● **Problem requirements**
Scan the listing below and copy every line holding "sigma".
--------------------------------------------------
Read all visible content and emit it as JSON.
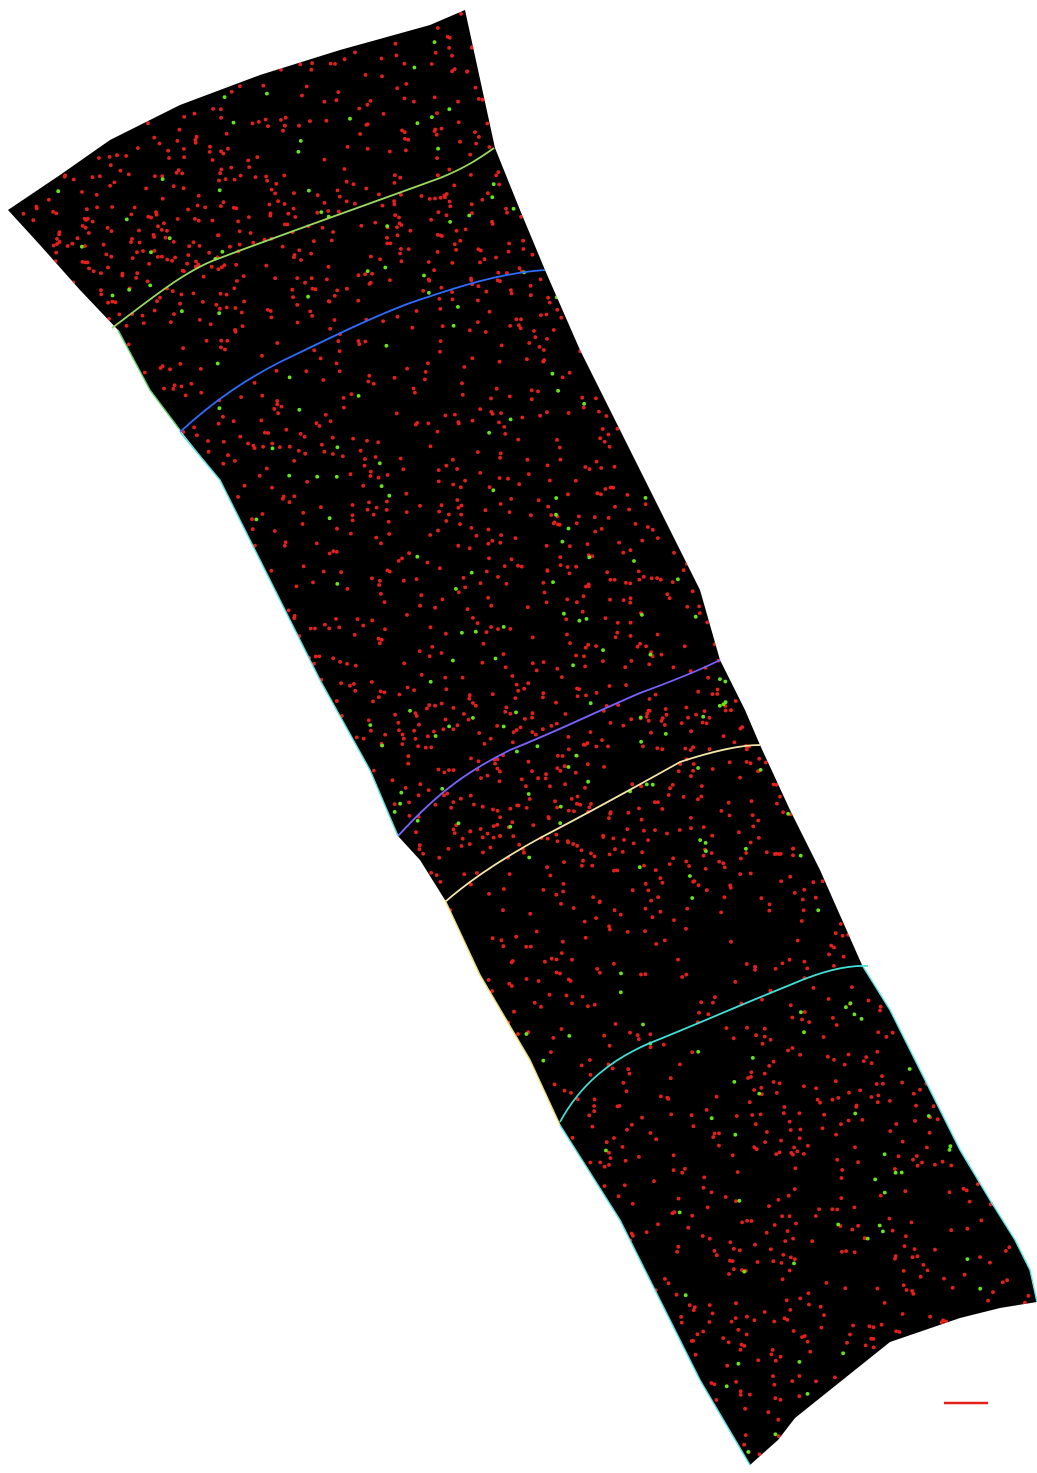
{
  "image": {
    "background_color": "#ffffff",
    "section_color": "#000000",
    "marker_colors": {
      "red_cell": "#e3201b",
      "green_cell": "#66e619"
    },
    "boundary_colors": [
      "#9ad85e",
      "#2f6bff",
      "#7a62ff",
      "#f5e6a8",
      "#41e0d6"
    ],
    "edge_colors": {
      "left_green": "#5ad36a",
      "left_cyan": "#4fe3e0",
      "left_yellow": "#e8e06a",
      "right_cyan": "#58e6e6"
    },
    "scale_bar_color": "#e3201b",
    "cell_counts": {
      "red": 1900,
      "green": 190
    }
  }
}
--------------------------------------------------
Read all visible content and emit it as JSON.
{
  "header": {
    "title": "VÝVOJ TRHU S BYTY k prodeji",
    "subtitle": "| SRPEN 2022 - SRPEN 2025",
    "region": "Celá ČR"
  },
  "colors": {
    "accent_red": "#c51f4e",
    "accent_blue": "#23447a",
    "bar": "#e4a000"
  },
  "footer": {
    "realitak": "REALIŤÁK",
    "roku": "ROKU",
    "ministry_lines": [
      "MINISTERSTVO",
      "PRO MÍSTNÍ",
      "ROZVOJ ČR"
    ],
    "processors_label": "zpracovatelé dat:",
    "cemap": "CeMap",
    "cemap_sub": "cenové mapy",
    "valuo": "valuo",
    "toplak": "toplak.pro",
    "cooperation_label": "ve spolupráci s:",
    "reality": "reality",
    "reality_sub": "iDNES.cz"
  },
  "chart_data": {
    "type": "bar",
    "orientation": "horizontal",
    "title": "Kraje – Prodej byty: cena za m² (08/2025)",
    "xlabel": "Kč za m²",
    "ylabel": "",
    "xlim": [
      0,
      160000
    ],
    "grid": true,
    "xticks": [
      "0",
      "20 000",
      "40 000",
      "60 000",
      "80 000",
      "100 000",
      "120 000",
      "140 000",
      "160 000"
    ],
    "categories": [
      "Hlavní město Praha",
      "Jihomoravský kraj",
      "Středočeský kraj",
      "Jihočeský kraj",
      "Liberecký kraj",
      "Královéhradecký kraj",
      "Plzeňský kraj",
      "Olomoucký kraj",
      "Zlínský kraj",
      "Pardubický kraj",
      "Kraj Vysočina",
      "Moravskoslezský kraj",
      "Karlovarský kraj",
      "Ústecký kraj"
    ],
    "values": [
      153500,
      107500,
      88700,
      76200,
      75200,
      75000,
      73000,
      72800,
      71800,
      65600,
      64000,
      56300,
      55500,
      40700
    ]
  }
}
--------------------------------------------------
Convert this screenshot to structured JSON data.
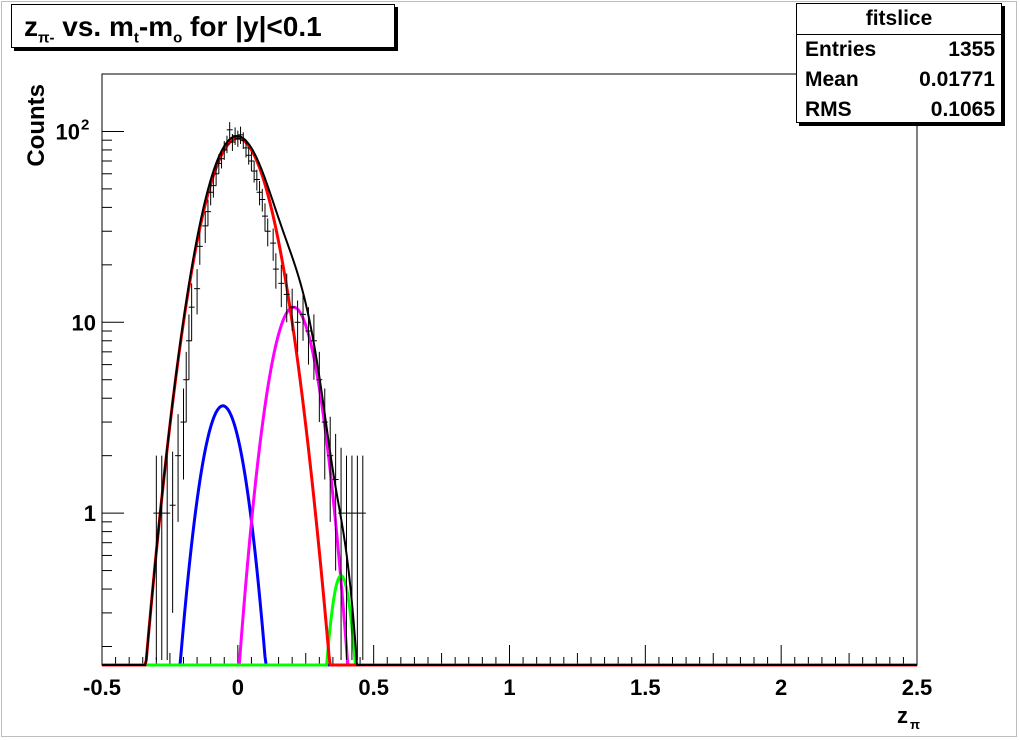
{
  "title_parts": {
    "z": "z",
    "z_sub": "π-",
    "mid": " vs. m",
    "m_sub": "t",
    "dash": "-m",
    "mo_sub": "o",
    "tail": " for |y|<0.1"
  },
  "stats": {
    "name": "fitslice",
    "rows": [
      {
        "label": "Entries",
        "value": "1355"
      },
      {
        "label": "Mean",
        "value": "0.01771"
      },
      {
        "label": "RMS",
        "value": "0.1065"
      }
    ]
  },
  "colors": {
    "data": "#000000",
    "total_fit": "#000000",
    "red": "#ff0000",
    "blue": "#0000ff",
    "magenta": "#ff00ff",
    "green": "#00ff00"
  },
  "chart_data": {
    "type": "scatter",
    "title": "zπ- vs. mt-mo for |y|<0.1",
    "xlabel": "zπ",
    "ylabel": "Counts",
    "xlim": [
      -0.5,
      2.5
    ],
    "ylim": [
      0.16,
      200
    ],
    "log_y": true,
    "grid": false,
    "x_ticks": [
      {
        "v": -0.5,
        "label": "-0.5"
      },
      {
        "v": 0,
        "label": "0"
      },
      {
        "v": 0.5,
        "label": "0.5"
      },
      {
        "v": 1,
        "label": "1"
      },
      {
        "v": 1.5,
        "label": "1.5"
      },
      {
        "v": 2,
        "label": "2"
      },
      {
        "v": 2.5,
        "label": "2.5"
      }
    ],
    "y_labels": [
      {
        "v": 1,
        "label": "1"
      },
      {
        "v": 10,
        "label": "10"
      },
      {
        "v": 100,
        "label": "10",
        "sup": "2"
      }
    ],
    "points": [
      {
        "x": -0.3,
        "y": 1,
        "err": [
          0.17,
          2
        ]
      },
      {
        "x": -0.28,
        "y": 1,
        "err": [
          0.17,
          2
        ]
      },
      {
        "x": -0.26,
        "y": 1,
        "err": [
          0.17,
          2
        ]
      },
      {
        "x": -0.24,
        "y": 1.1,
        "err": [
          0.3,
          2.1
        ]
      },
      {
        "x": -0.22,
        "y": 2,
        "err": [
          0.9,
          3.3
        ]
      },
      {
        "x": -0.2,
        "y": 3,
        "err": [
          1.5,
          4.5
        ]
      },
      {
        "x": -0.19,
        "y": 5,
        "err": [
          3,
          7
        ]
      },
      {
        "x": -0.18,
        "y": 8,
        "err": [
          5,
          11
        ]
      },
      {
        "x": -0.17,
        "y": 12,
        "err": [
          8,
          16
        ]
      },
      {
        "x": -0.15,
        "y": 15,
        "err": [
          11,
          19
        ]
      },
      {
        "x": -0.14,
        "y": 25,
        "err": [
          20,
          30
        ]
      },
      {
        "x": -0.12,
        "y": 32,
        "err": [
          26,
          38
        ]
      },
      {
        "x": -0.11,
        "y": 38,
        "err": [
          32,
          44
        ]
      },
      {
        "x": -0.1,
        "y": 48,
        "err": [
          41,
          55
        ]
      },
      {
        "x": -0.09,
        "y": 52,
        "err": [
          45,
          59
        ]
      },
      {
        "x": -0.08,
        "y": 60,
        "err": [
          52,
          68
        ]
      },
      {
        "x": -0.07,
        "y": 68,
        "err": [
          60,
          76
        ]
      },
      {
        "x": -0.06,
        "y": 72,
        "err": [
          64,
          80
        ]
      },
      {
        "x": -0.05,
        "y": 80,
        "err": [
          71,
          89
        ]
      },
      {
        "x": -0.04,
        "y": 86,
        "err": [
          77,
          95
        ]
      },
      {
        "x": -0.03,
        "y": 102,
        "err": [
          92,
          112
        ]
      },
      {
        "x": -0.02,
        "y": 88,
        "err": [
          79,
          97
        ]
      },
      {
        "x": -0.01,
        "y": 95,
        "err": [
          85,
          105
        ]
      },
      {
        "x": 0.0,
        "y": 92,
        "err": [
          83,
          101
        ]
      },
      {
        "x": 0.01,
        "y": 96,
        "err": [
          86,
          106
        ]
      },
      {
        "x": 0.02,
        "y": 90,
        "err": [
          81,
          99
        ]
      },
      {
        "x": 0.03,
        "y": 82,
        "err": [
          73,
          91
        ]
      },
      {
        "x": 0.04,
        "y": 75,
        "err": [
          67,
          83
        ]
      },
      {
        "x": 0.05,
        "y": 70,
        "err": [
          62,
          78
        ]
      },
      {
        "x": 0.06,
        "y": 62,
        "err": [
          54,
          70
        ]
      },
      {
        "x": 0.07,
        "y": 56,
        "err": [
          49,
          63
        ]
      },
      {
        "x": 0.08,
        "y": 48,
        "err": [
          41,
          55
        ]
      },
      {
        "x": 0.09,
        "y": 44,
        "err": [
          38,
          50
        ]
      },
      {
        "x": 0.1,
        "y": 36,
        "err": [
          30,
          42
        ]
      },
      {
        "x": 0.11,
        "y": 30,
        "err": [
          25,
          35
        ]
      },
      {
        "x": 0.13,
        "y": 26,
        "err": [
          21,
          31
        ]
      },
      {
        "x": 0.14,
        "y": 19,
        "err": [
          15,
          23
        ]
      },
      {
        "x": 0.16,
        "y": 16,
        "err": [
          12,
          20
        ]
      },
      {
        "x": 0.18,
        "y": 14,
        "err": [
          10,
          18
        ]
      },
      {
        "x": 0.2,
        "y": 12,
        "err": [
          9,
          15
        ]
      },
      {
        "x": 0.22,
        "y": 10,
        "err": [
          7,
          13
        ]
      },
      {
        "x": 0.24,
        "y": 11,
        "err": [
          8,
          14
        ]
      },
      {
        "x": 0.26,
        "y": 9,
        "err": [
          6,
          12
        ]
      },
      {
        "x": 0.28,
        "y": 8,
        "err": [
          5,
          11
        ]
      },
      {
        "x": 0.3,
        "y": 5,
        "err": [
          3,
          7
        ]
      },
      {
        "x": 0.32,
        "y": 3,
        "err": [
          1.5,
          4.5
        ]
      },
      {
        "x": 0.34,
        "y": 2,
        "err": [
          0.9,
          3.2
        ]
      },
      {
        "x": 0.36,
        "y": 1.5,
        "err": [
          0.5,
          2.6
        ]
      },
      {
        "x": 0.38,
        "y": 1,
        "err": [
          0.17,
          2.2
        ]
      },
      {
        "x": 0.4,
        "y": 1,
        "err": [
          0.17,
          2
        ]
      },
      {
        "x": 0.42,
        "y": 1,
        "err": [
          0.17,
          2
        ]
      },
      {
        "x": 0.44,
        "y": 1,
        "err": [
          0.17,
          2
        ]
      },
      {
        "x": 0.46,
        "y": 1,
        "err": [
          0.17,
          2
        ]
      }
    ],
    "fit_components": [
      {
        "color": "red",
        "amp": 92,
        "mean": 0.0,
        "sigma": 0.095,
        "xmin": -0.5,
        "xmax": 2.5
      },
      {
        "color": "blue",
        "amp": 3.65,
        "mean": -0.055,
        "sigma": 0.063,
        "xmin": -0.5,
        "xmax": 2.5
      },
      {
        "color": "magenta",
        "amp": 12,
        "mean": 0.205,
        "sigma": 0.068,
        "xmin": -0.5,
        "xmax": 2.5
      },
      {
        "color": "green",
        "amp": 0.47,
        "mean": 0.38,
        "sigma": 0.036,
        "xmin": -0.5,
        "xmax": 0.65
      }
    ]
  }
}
--------------------------------------------------
● **Output**
        "sigma": 0.095,
        "sigma": 0.063,
        "sigma": 0.068,
        "sigma": 0.036,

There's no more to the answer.